- Text section -
Satellite Derived Snowmelt in Greenland Shows Positive Anomalies for 2006
11 Jun, 2007 07:13 pm
Although it did not break any record in terms of overall extent and duration, snow melting in Greenland in 2006 followed the trend of the past recent years, confirming increasing of snowmelt extent and duration. But why scientists are so eager to know what is happening in Greenland ?
The large extension of the Greenland ice sheet and its extreme weather conditions makes ground-based monitoring difficult. Therefore, space-borne remote sensing plays a key role. The Special Sensor Microwave Imaging radiometer (SSM/I) measures the naturally emitted radiation of the Earth at microwave frequencies from an altitude of approximately 800 Km. Differently from visible data, which are limited to the surface and by the presence of sunlight, microwave data can provide information on snow sub-surface processes, as they are sensitive to internal snow layers. This property is complemented by the fact that microwave data are sensitive to snow even in presence of clouds and do not require sun illumination. SSM/I data have been collected since 1987, providing an opportunity for the analysis of long-term trends of melting extent and duration, allowing to compare the 2006 surface melting characteristics with the average trend for the previous years.

- Entries supplied -
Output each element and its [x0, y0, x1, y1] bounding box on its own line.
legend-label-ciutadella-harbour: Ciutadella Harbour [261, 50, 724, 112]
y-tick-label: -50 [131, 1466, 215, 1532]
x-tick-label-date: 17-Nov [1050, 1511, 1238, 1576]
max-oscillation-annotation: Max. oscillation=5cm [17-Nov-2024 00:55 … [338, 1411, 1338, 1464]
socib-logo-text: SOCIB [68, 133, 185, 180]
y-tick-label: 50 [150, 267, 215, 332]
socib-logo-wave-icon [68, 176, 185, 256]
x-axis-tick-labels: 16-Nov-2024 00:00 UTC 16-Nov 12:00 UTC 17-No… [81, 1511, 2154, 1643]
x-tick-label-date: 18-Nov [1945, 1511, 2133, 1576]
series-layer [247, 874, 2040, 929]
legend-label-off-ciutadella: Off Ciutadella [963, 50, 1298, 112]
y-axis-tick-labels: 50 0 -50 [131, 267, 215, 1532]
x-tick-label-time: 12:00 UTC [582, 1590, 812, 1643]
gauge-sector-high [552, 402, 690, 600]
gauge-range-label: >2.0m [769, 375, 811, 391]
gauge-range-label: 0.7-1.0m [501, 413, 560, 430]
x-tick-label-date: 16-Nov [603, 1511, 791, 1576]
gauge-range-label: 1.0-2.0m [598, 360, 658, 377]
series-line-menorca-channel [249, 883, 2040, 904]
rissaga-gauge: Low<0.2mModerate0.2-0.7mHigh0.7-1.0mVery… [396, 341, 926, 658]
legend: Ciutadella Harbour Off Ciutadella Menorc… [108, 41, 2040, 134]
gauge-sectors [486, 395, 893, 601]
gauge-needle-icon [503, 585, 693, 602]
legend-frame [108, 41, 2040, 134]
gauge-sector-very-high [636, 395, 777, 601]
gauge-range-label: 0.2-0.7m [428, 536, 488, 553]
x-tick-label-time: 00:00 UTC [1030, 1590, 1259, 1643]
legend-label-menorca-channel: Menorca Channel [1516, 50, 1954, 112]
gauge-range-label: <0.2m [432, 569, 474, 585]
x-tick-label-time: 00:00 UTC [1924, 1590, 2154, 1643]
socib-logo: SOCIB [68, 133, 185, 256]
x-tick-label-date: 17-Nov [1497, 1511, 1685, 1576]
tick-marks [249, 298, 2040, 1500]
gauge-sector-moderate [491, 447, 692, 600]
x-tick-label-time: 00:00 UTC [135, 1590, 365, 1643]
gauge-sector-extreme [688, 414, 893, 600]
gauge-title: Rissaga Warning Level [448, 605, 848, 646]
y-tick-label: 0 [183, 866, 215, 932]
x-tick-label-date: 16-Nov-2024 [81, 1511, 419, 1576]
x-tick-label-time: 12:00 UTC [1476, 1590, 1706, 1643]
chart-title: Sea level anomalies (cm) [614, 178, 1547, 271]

--

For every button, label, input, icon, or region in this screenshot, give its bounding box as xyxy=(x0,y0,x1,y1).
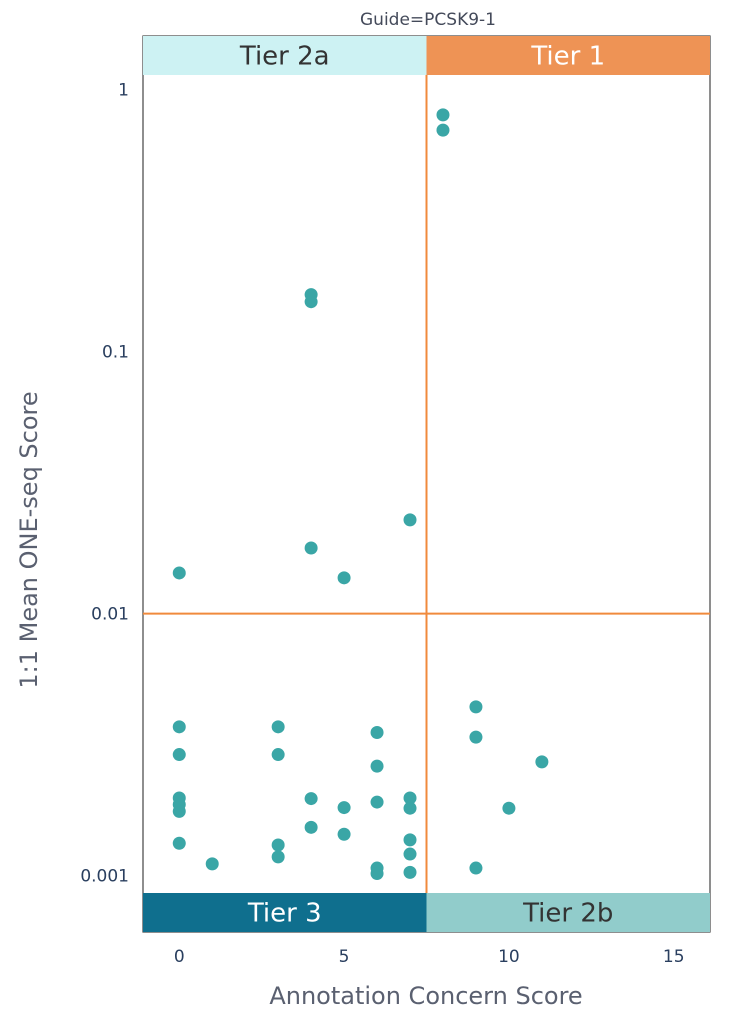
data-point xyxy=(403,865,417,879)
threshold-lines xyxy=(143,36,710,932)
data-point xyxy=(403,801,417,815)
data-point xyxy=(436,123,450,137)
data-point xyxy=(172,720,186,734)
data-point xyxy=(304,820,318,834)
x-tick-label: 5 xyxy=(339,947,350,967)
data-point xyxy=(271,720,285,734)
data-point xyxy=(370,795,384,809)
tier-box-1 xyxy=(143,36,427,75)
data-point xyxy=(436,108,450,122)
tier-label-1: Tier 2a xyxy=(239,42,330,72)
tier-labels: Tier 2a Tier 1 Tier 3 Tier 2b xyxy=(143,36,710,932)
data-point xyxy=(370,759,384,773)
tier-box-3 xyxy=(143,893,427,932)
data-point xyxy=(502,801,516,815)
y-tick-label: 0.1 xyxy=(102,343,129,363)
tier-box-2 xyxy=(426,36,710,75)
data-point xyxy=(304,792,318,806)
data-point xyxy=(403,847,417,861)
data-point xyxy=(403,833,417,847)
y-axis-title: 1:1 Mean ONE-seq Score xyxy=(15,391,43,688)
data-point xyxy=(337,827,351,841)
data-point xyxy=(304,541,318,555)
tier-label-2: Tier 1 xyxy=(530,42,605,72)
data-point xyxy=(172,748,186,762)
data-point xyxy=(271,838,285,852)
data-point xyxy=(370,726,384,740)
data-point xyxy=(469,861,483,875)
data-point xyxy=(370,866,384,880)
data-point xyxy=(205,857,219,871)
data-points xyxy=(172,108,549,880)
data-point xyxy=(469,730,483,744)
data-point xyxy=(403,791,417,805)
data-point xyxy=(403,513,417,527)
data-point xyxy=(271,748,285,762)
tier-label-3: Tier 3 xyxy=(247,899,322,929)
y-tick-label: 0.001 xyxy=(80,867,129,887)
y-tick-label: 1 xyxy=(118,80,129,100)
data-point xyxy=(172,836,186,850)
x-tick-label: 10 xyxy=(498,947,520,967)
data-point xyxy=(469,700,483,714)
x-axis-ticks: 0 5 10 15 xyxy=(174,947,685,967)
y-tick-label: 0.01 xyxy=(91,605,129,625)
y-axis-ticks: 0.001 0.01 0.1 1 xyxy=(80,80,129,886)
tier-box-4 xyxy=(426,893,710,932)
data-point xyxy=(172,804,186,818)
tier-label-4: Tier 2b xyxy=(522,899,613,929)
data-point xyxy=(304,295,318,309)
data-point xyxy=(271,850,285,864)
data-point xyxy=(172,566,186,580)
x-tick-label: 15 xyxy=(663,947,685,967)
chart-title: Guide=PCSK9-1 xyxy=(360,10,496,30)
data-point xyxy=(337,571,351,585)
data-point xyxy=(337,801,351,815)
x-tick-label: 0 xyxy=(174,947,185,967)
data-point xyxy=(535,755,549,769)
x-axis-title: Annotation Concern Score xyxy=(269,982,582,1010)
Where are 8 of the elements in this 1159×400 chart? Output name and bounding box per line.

...

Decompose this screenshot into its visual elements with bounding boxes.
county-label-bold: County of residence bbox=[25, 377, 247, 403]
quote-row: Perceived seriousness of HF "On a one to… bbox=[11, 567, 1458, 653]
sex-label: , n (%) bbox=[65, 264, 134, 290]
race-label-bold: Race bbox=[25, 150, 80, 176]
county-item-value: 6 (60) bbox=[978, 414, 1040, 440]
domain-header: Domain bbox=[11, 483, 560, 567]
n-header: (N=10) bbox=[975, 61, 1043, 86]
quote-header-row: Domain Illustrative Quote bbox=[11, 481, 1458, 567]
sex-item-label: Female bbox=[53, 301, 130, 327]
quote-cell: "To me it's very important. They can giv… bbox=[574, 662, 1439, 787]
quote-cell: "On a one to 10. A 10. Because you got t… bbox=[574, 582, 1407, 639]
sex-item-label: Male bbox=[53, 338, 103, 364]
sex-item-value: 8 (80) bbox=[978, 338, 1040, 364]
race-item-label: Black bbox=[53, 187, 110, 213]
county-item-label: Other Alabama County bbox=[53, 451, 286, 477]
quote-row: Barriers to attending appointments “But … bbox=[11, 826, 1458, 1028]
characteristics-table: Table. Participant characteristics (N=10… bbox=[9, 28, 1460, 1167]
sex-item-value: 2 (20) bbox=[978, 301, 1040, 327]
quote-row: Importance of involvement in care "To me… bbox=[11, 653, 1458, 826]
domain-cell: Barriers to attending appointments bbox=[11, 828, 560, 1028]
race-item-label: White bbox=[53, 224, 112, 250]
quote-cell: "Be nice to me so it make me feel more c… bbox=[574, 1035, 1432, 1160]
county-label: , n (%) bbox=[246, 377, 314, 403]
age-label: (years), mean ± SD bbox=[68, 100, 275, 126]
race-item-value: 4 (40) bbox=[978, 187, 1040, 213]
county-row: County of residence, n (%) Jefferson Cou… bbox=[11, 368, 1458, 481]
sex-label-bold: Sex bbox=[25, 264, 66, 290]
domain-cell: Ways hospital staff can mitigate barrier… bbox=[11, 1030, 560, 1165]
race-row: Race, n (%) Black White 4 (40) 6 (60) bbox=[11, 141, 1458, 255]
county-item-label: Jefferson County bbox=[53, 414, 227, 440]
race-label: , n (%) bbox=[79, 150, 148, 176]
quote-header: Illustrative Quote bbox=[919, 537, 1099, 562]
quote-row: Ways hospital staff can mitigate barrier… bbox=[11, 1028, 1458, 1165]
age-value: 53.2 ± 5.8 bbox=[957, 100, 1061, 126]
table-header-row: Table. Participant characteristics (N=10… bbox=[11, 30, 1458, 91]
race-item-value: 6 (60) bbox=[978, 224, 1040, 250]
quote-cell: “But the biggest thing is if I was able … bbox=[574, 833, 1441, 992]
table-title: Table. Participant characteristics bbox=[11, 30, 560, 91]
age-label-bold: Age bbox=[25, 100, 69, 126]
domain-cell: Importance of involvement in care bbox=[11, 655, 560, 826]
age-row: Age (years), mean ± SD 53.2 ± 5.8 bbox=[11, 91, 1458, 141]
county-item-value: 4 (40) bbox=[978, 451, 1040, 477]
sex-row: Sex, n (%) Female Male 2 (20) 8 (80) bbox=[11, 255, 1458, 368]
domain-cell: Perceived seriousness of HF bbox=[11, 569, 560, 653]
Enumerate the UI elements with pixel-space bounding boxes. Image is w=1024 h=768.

- Stated goal A -
In the Greenland snowmelt article, echo the passage between "Satellite Derived Snowmelt" and "in Greenland ?", inclusive.
- Stated goal B -
According to the Greenland snowmelt article, since what year have SSM/I data been collected?
- Stated goal C -
Pick up the Greenland snowmelt article from the point where it stops and carry it forward.

- Answer A -
Satellite Derived Snowmelt in Greenland Shows Positive Anomalies for 2006
11 Jun, 2007 07:13 pm
Although it did not break any record in terms of overall extent and duration, snow melting in Greenland in 2006 followed the trend of the past recent years, confirming increasing of snowmelt extent and duration. But why scientists are so eager to know what is happening in Greenland ?

- Answer B -
1987

- Answer C -
In 2006, areas along Greenland's western, southeastern and northeastern coast saw the largest number of melt days. 2006 melt extent (e.g., the number of pixels which experienced at least one day of melting) was ~ 973,000 Km2 (roughly 2.3 times the area of California), above the average value for the period 1988 – 2005 of ~ 920,000 Km2. Also, in 2006 melting lasted 10 days longer than the average for areas at high altitude (> 2200 m) in southern Greenland. 2006 ranked sixth in terms of melt extent, with 1998 showing a very similar extent. The maximum melt extent was reached in 2002 (~1,400,000 Km2, corresponding to ~ 3.5 times the surface of California ), with 2005 showing also similar values. 2006 melting index (which accounts for both spatial and temporal information, and it is defined as the melting area times the number of days) is ~ 14,000,000 Km2*day, ranking fifth. 2005, 2002 and 1998 are the top three, showing similar values (~19,000,000 Km2*day).
A multi-interdisciplinary and choral effort is ongoing within the polar science community in order to distinguish between changes related either to natural variability or to anthropogenic activities. The International Polar Year (IPY), March 2007 – 2009, will bring together scientists from different disciplines and countries. This cooperative work will combine extensive observations on ground with tools, such as remote sensing techniques and climate models, to accelerate our understanding of the ice sheets, as well as its interaction with ocean and atmospheric circulation, in a sort of a race between our knowledge and the speed at which Greenland is changing.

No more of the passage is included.